# START OF Dataset rows

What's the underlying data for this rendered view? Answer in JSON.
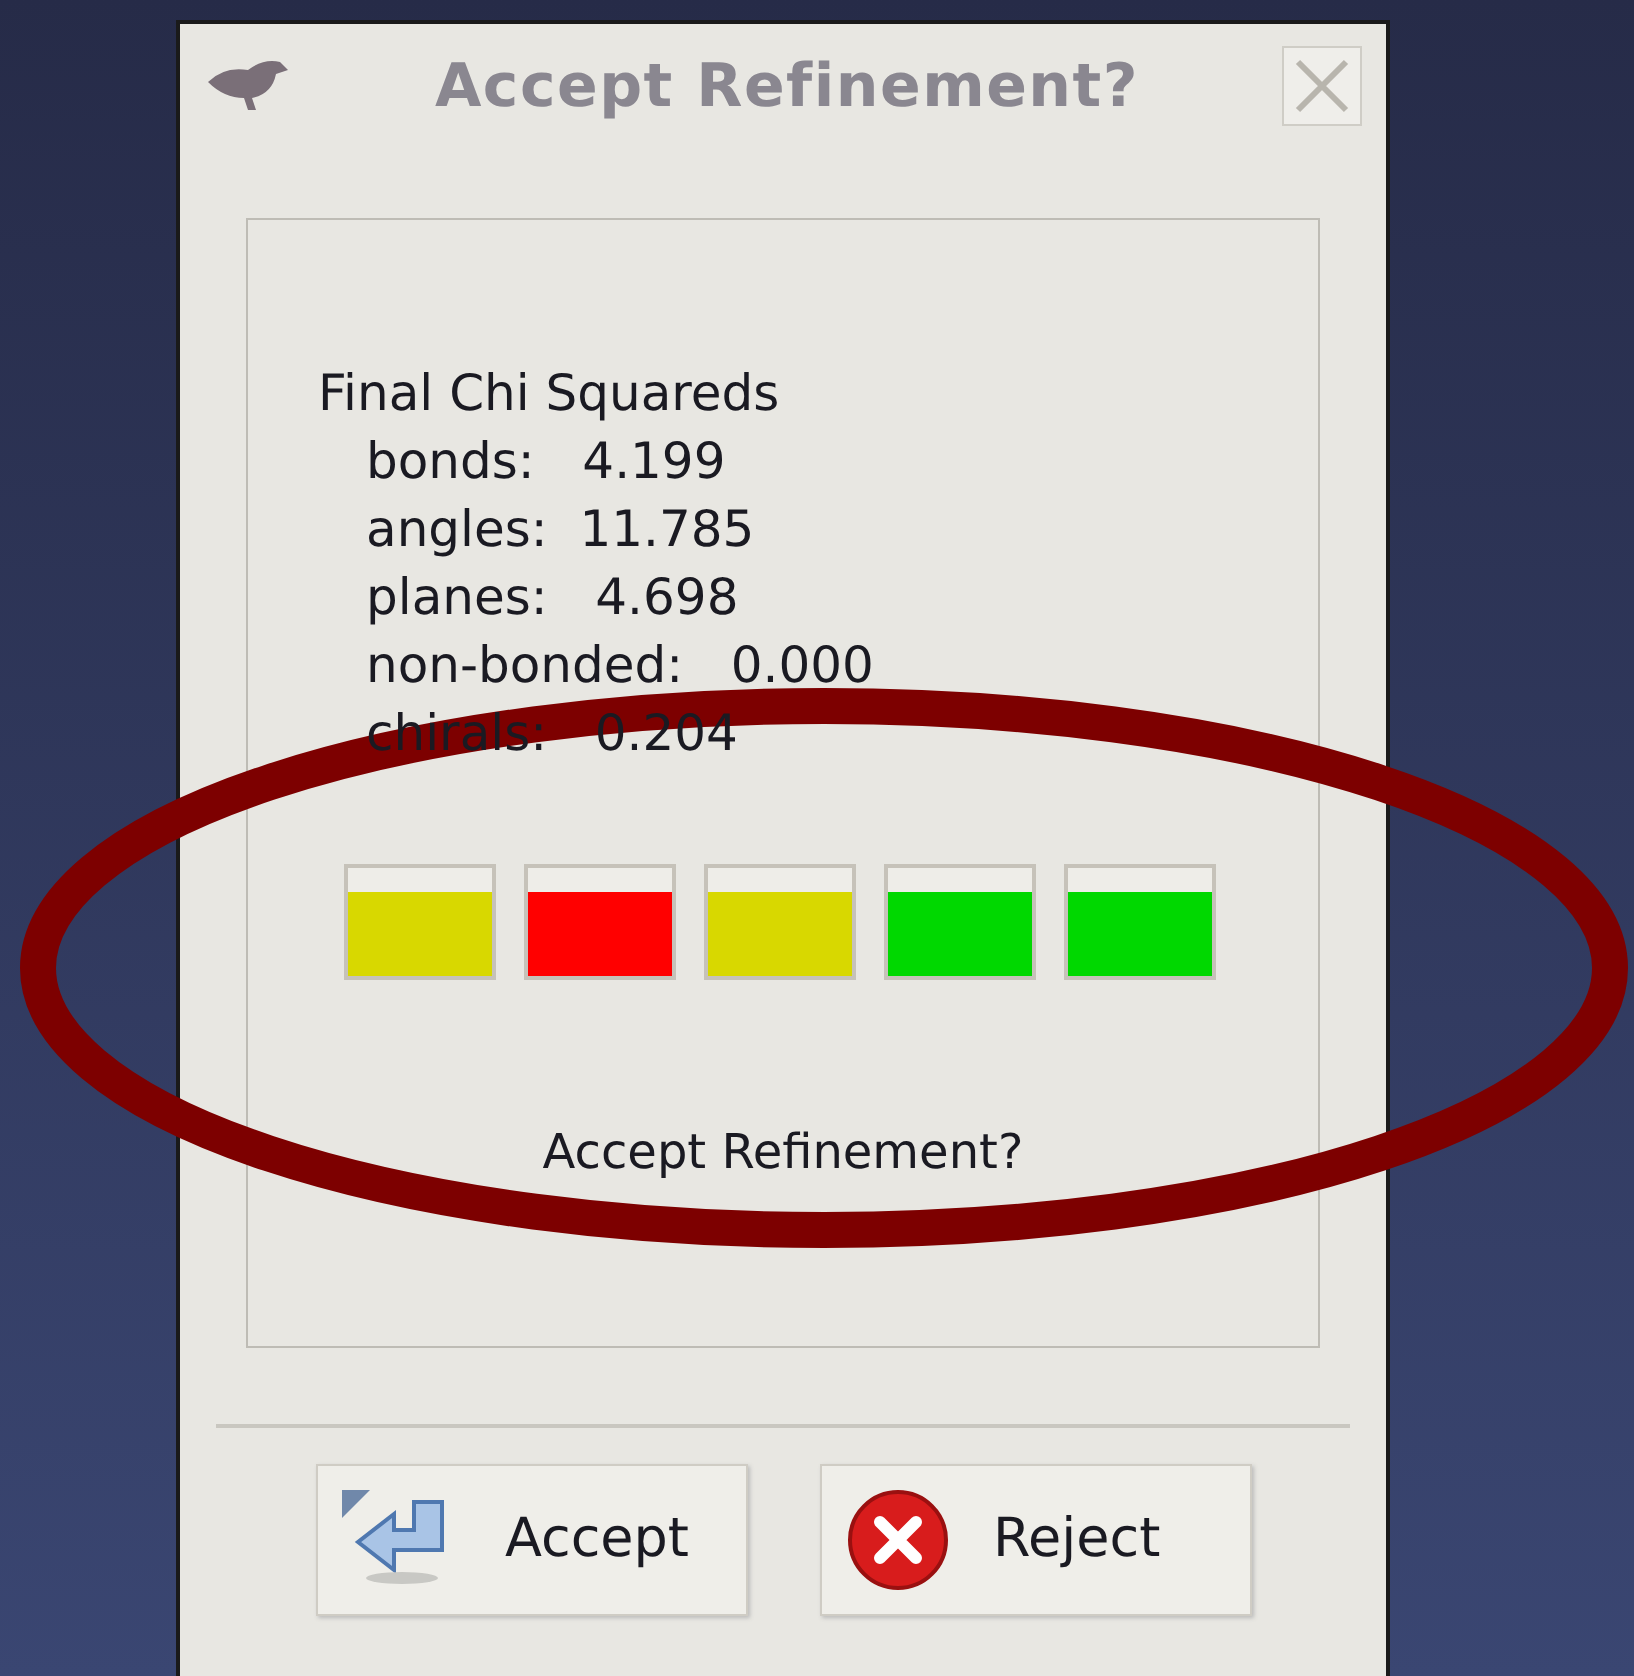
{
  "window": {
    "title": "Accept Refinement?"
  },
  "summary": {
    "heading": "Final Chi Squareds",
    "lines": [
      "bonds:   4.199",
      "angles:  11.785",
      "planes:   4.698",
      "non-bonded:   0.000",
      "chirals:   0.204"
    ]
  },
  "bars": [
    {
      "color": "#d8d800"
    },
    {
      "color": "#ff0000"
    },
    {
      "color": "#d8d800"
    },
    {
      "color": "#00d800"
    },
    {
      "color": "#00d800"
    }
  ],
  "question": "Accept Refinement?",
  "buttons": [
    {
      "kind": "accept",
      "label": "Accept"
    },
    {
      "kind": "reject",
      "label": "Reject"
    }
  ]
}
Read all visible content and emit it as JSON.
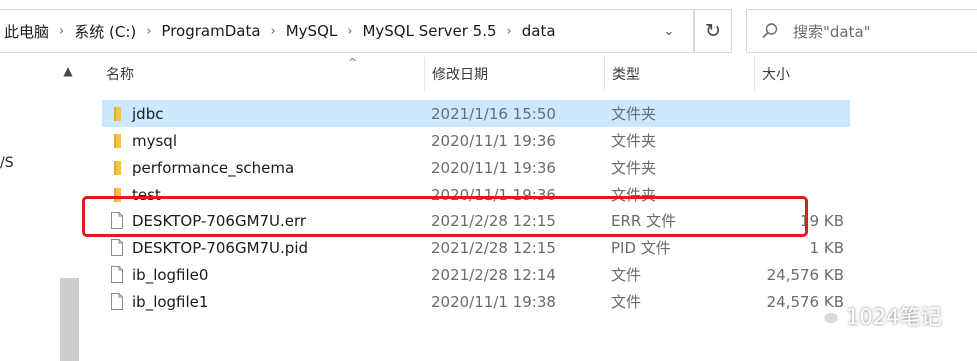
{
  "address_bar": {
    "breadcrumbs": [
      "此电脑",
      "系统 (C:)",
      "ProgramData",
      "MySQL",
      "MySQL Server 5.5",
      "data"
    ]
  },
  "search": {
    "placeholder": "搜索\"data\""
  },
  "nav_pane": {
    "partial_label": "/S"
  },
  "columns": {
    "name": "名称",
    "date": "修改日期",
    "type": "类型",
    "size": "大小"
  },
  "files": [
    {
      "name": "jdbc",
      "date": "2021/1/16 15:50",
      "type": "文件夹",
      "size": "",
      "icon": "folder-icon",
      "selected": true
    },
    {
      "name": "mysql",
      "date": "2020/11/1 19:36",
      "type": "文件夹",
      "size": "",
      "icon": "folder-icon",
      "selected": false
    },
    {
      "name": "performance_schema",
      "date": "2020/11/1 19:36",
      "type": "文件夹",
      "size": "",
      "icon": "folder-icon",
      "selected": false
    },
    {
      "name": "test",
      "date": "2020/11/1 19:36",
      "type": "文件夹",
      "size": "",
      "icon": "folder-icon",
      "selected": false
    },
    {
      "name": "DESKTOP-706GM7U.err",
      "date": "2021/2/28 12:15",
      "type": "ERR 文件",
      "size": "19 KB",
      "icon": "file-icon",
      "selected": false
    },
    {
      "name": "DESKTOP-706GM7U.pid",
      "date": "2021/2/28 12:15",
      "type": "PID 文件",
      "size": "1 KB",
      "icon": "file-icon",
      "selected": false
    },
    {
      "name": "ib_logfile0",
      "date": "2021/2/28 12:14",
      "type": "文件",
      "size": "24,576 KB",
      "icon": "file-icon",
      "selected": false
    },
    {
      "name": "ib_logfile1",
      "date": "2020/11/1 19:38",
      "type": "文件",
      "size": "24,576 KB",
      "icon": "file-icon",
      "selected": false
    }
  ],
  "highlight": {
    "color": "#e11a1a",
    "target_row": 4
  },
  "watermark": {
    "text": "1024笔记"
  },
  "colors": {
    "selection": "#cce8ff",
    "folder": "#f5c342"
  }
}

# END OF Dataset rows

§ Stated task:
From the line with "Read all visible content and emit it as JSON." down to the end of the entries, retype each line exactly as written, but drop the pictures.

§ Response:
Read all visible content and emit it as JSON.
{
  "address_bar": {
    "breadcrumbs": [
      "此电脑",
      "系统 (C:)",
      "ProgramData",
      "MySQL",
      "MySQL Server 5.5",
      "data"
    ]
  },
  "search": {
    "placeholder": "搜索\"data\""
  },
  "nav_pane": {
    "partial_label": "/S"
  },
  "columns": {
    "name": "名称",
    "date": "修改日期",
    "type": "类型",
    "size": "大小"
  },
  "files": [
    {
      "name": "jdbc",
      "date": "2021/1/16 15:50",
      "type": "文件夹",
      "size": "",
      "icon": "folder-icon",
      "selected": true
    },
    {
      "name": "mysql",
      "date": "2020/11/1 19:36",
      "type": "文件夹",
      "size": "",
      "icon": "folder-icon",
      "selected": false
    },
    {
      "name": "performance_schema",
      "date": "2020/11/1 19:36",
      "type": "文件夹",
      "size": "",
      "icon": "folder-icon",
      "selected": false
    },
    {
      "name": "test",
      "date": "2020/11/1 19:36",
      "type": "文件夹",
      "size": "",
      "icon": "folder-icon",
      "selected": false
    },
    {
      "name": "DESKTOP-706GM7U.err",
      "date": "2021/2/28 12:15",
      "type": "ERR 文件",
      "size": "19 KB",
      "icon": "file-icon",
      "selected": false
    },
    {
      "name": "DESKTOP-706GM7U.pid",
      "date": "2021/2/28 12:15",
      "type": "PID 文件",
      "size": "1 KB",
      "icon": "file-icon",
      "selected": false
    },
    {
      "name": "ib_logfile0",
      "date": "2021/2/28 12:14",
      "type": "文件",
      "size": "24,576 KB",
      "icon": "file-icon",
      "selected": false
    },
    {
      "name": "ib_logfile1",
      "date": "2020/11/1 19:38",
      "type": "文件",
      "size": "24,576 KB",
      "icon": "file-icon",
      "selected": false
    }
  ],
  "highlight": {
    "color": "#e11a1a",
    "target_row": 4
  },
  "watermark": {
    "text": "1024笔记"
  },
  "colors": {
    "selection": "#cce8ff",
    "folder": "#f5c342"
  }
}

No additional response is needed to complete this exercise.